- WRITTEN INSTRUCTION
Reproduce all records exactly.

### EXTRACTED DATA

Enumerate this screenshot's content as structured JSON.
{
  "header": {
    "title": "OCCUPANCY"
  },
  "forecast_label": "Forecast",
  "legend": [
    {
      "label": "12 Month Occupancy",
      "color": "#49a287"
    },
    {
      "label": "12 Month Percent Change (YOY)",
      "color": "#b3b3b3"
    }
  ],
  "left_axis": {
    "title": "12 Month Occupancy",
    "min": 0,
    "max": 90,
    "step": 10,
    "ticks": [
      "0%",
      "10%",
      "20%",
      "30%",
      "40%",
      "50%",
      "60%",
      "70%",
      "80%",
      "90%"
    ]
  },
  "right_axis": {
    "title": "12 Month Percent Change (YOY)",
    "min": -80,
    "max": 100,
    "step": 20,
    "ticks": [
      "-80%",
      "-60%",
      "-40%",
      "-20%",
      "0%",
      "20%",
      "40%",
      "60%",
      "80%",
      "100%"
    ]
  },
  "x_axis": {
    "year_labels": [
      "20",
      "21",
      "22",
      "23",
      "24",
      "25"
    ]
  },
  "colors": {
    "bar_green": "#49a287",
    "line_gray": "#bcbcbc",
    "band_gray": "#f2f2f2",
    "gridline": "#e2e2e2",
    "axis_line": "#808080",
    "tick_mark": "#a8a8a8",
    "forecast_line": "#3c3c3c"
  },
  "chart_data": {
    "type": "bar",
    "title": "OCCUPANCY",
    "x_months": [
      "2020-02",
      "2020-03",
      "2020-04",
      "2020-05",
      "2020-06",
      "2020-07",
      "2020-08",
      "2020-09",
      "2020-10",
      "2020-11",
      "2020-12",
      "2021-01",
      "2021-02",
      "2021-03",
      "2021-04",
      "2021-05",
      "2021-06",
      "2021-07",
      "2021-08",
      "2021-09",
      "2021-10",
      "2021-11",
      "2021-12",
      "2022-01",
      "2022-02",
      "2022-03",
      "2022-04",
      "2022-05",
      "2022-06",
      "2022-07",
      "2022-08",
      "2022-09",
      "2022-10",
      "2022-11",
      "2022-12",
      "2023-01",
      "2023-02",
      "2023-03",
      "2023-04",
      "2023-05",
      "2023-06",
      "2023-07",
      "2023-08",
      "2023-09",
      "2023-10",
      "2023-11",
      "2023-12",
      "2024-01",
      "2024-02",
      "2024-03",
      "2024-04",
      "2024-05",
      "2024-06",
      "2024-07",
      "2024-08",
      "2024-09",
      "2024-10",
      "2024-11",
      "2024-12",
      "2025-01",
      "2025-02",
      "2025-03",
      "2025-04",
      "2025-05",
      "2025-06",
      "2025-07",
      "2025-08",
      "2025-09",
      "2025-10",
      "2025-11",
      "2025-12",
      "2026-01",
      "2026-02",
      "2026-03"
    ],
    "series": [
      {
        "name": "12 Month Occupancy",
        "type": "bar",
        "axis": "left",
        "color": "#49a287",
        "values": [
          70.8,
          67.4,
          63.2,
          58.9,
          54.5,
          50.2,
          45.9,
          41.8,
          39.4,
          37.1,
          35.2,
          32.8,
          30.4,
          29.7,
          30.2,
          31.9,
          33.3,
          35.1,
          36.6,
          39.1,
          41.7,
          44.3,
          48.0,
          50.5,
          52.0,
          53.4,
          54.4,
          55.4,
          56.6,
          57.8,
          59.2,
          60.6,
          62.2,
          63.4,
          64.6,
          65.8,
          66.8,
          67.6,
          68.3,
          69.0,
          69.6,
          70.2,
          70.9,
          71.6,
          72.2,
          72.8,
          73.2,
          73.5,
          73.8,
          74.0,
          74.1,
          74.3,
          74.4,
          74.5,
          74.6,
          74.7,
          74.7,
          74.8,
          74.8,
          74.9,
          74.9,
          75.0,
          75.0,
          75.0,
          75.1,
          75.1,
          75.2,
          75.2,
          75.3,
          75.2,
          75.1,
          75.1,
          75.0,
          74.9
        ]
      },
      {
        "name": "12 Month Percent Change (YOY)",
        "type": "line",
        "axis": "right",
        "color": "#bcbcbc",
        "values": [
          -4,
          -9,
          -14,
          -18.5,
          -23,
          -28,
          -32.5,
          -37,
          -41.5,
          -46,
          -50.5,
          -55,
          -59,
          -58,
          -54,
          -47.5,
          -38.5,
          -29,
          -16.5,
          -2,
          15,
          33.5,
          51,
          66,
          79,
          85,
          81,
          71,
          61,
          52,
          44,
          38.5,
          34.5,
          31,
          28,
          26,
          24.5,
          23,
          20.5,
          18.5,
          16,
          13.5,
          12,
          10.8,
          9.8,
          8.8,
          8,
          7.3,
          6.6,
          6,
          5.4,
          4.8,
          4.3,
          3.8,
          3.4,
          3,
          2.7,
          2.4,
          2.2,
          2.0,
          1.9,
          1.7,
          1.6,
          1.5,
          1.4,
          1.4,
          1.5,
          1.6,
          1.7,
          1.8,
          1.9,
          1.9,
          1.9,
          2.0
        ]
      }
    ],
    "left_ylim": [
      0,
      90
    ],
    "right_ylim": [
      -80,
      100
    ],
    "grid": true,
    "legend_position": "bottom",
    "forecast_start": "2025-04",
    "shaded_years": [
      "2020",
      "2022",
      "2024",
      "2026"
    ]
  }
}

######

- TASK ANSWER
Enumerate this screenshot's content as structured JSON.
{
  "header": {
    "title": "OCCUPANCY"
  },
  "forecast_label": "Forecast",
  "legend": [
    {
      "label": "12 Month Occupancy",
      "color": "#49a287"
    },
    {
      "label": "12 Month Percent Change (YOY)",
      "color": "#b3b3b3"
    }
  ],
  "left_axis": {
    "title": "12 Month Occupancy",
    "min": 0,
    "max": 90,
    "step": 10,
    "ticks": [
      "0%",
      "10%",
      "20%",
      "30%",
      "40%",
      "50%",
      "60%",
      "70%",
      "80%",
      "90%"
    ]
  },
  "right_axis": {
    "title": "12 Month Percent Change (YOY)",
    "min": -80,
    "max": 100,
    "step": 20,
    "ticks": [
      "-80%",
      "-60%",
      "-40%",
      "-20%",
      "0%",
      "20%",
      "40%",
      "60%",
      "80%",
      "100%"
    ]
  },
  "x_axis": {
    "year_labels": [
      "20",
      "21",
      "22",
      "23",
      "24",
      "25"
    ]
  },
  "colors": {
    "bar_green": "#49a287",
    "line_gray": "#bcbcbc",
    "band_gray": "#f2f2f2",
    "gridline": "#e2e2e2",
    "axis_line": "#808080",
    "tick_mark": "#a8a8a8",
    "forecast_line": "#3c3c3c"
  },
  "chart_data": {
    "type": "bar",
    "title": "OCCUPANCY",
    "x_months": [
      "2020-02",
      "2020-03",
      "2020-04",
      "2020-05",
      "2020-06",
      "2020-07",
      "2020-08",
      "2020-09",
      "2020-10",
      "2020-11",
      "2020-12",
      "2021-01",
      "2021-02",
      "2021-03",
      "2021-04",
      "2021-05",
      "2021-06",
      "2021-07",
      "2021-08",
      "2021-09",
      "2021-10",
      "2021-11",
      "2021-12",
      "2022-01",
      "2022-02",
      "2022-03",
      "2022-04",
      "2022-05",
      "2022-06",
      "2022-07",
      "2022-08",
      "2022-09",
      "2022-10",
      "2022-11",
      "2022-12",
      "2023-01",
      "2023-02",
      "2023-03",
      "2023-04",
      "2023-05",
      "2023-06",
      "2023-07",
      "2023-08",
      "2023-09",
      "2023-10",
      "2023-11",
      "2023-12",
      "2024-01",
      "2024-02",
      "2024-03",
      "2024-04",
      "2024-05",
      "2024-06",
      "2024-07",
      "2024-08",
      "2024-09",
      "2024-10",
      "2024-11",
      "2024-12",
      "2025-01",
      "2025-02",
      "2025-03",
      "2025-04",
      "2025-05",
      "2025-06",
      "2025-07",
      "2025-08",
      "2025-09",
      "2025-10",
      "2025-11",
      "2025-12",
      "2026-01",
      "2026-02",
      "2026-03"
    ],
    "series": [
      {
        "name": "12 Month Occupancy",
        "type": "bar",
        "axis": "left",
        "color": "#49a287",
        "values": [
          70.8,
          67.4,
          63.2,
          58.9,
          54.5,
          50.2,
          45.9,
          41.8,
          39.4,
          37.1,
          35.2,
          32.8,
          30.4,
          29.7,
          30.2,
          31.9,
          33.3,
          35.1,
          36.6,
          39.1,
          41.7,
          44.3,
          48.0,
          50.5,
          52.0,
          53.4,
          54.4,
          55.4,
          56.6,
          57.8,
          59.2,
          60.6,
          62.2,
          63.4,
          64.6,
          65.8,
          66.8,
          67.6,
          68.3,
          69.0,
          69.6,
          70.2,
          70.9,
          71.6,
          72.2,
          72.8,
          73.2,
          73.5,
          73.8,
          74.0,
          74.1,
          74.3,
          74.4,
          74.5,
          74.6,
          74.7,
          74.7,
          74.8,
          74.8,
          74.9,
          74.9,
          75.0,
          75.0,
          75.0,
          75.1,
          75.1,
          75.2,
          75.2,
          75.3,
          75.2,
          75.1,
          75.1,
          75.0,
          74.9
        ]
      },
      {
        "name": "12 Month Percent Change (YOY)",
        "type": "line",
        "axis": "right",
        "color": "#bcbcbc",
        "values": [
          -4,
          -9,
          -14,
          -18.5,
          -23,
          -28,
          -32.5,
          -37,
          -41.5,
          -46,
          -50.5,
          -55,
          -59,
          -58,
          -54,
          -47.5,
          -38.5,
          -29,
          -16.5,
          -2,
          15,
          33.5,
          51,
          66,
          79,
          85,
          81,
          71,
          61,
          52,
          44,
          38.5,
          34.5,
          31,
          28,
          26,
          24.5,
          23,
          20.5,
          18.5,
          16,
          13.5,
          12,
          10.8,
          9.8,
          8.8,
          8,
          7.3,
          6.6,
          6,
          5.4,
          4.8,
          4.3,
          3.8,
          3.4,
          3,
          2.7,
          2.4,
          2.2,
          2.0,
          1.9,
          1.7,
          1.6,
          1.5,
          1.4,
          1.4,
          1.5,
          1.6,
          1.7,
          1.8,
          1.9,
          1.9,
          1.9,
          2.0
        ]
      }
    ],
    "left_ylim": [
      0,
      90
    ],
    "right_ylim": [
      -80,
      100
    ],
    "grid": true,
    "legend_position": "bottom",
    "forecast_start": "2025-04",
    "shaded_years": [
      "2020",
      "2022",
      "2024",
      "2026"
    ]
  }
}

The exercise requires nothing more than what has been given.